→ **Written instruction**: Keep the pictures out of the copy and repeat the records exactly.

→ **Input material**:

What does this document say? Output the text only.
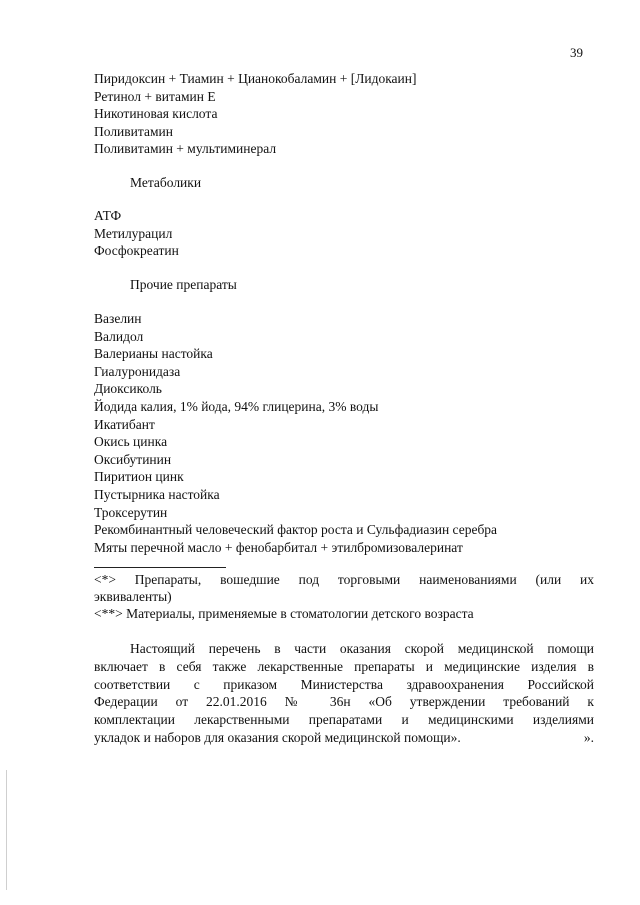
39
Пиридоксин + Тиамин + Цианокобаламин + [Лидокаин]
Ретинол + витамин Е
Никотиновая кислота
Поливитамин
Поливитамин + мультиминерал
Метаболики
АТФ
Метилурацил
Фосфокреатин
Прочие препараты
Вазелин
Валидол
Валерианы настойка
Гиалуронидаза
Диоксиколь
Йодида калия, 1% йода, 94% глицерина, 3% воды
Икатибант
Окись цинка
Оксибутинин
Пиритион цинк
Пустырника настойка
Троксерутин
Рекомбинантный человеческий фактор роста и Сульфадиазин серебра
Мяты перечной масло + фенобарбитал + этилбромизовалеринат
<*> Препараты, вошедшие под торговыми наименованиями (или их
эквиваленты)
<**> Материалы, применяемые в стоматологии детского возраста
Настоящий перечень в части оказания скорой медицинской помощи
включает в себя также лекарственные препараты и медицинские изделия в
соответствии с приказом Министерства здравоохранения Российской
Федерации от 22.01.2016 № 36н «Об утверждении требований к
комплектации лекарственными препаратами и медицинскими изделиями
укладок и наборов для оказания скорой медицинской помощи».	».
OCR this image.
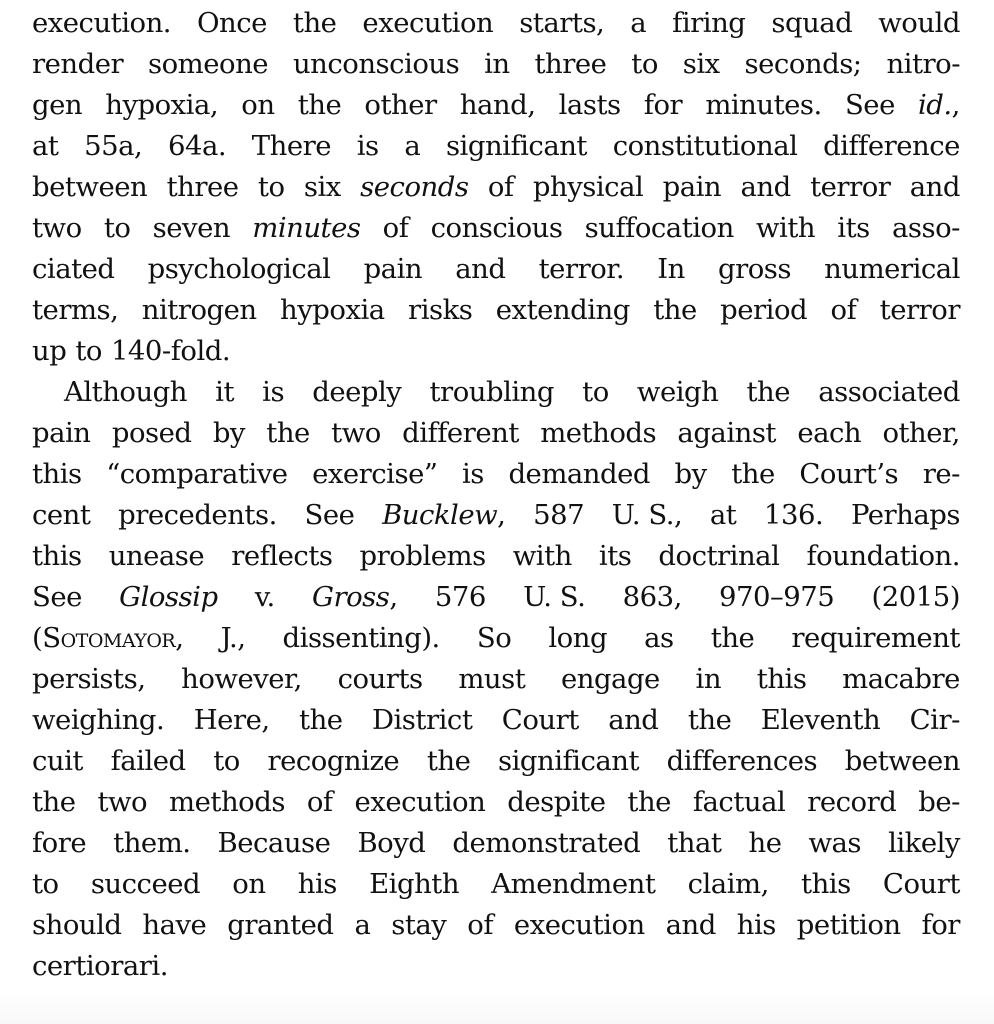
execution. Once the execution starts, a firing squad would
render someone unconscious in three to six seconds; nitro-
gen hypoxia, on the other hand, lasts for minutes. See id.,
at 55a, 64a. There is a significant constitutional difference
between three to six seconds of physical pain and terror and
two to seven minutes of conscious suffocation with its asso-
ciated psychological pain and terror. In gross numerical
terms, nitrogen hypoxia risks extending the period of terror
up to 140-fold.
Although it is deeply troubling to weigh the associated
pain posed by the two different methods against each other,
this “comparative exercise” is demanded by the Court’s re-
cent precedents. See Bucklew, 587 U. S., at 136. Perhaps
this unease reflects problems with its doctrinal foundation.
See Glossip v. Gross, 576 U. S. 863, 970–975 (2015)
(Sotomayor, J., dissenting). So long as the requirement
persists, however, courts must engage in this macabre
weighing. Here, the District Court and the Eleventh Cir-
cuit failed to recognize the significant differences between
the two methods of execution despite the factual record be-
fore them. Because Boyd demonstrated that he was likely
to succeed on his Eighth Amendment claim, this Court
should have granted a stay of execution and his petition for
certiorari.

→ **Answer**:
What does this document say? Output the text only.
39
Пиридоксин + Тиамин + Цианокобаламин + [Лидокаин]
Ретинол + витамин Е
Никотиновая кислота
Поливитамин
Поливитамин + мультиминерал
Метаболики
АТФ
Метилурацил
Фосфокреатин
Прочие препараты
Вазелин
Валидол
Валерианы настойка
Гиалуронидаза
Диоксиколь
Йодида калия, 1% йода, 94% глицерина, 3% воды
Икатибант
Окись цинка
Оксибутинин
Пиритион цинк
Пустырника настойка
Троксерутин
Рекомбинантный человеческий фактор роста и Сульфадиазин серебра
Мяты перечной масло + фенобарбитал + этилбромизовалеринат
<*> Препараты, вошедшие под торговыми наименованиями (или их
эквиваленты)
<**> Материалы, применяемые в стоматологии детского возраста
Настоящий перечень в части оказания скорой медицинской помощи
включает в себя также лекарственные препараты и медицинские изделия в
соответствии с приказом Министерства здравоохранения Российской
Федерации от 22.01.2016 № 36н «Об утверждении требований к
комплектации лекарственными препаратами и медицинскими изделиями
укладок и наборов для оказания скорой медицинской помощи».	».
OCR this image.
execution. Once the execution starts, a firing squad would
render someone unconscious in three to six seconds; nitro-
gen hypoxia, on the other hand, lasts for minutes. See id.,
at 55a, 64a. There is a significant constitutional difference
between three to six seconds of physical pain and terror and
two to seven minutes of conscious suffocation with its asso-
ciated psychological pain and terror. In gross numerical
terms, nitrogen hypoxia risks extending the period of terror
up to 140-fold.
Although it is deeply troubling to weigh the associated
pain posed by the two different methods against each other,
this “comparative exercise” is demanded by the Court’s re-
cent precedents. See Bucklew, 587 U. S., at 136. Perhaps
this unease reflects problems with its doctrinal foundation.
See Glossip v. Gross, 576 U. S. 863, 970–975 (2015)
(Sotomayor, J., dissenting). So long as the requirement
persists, however, courts must engage in this macabre
weighing. Here, the District Court and the Eleventh Cir-
cuit failed to recognize the significant differences between
the two methods of execution despite the factual record be-
fore them. Because Boyd demonstrated that he was likely
to succeed on his Eighth Amendment claim, this Court
should have granted a stay of execution and his petition for
certiorari.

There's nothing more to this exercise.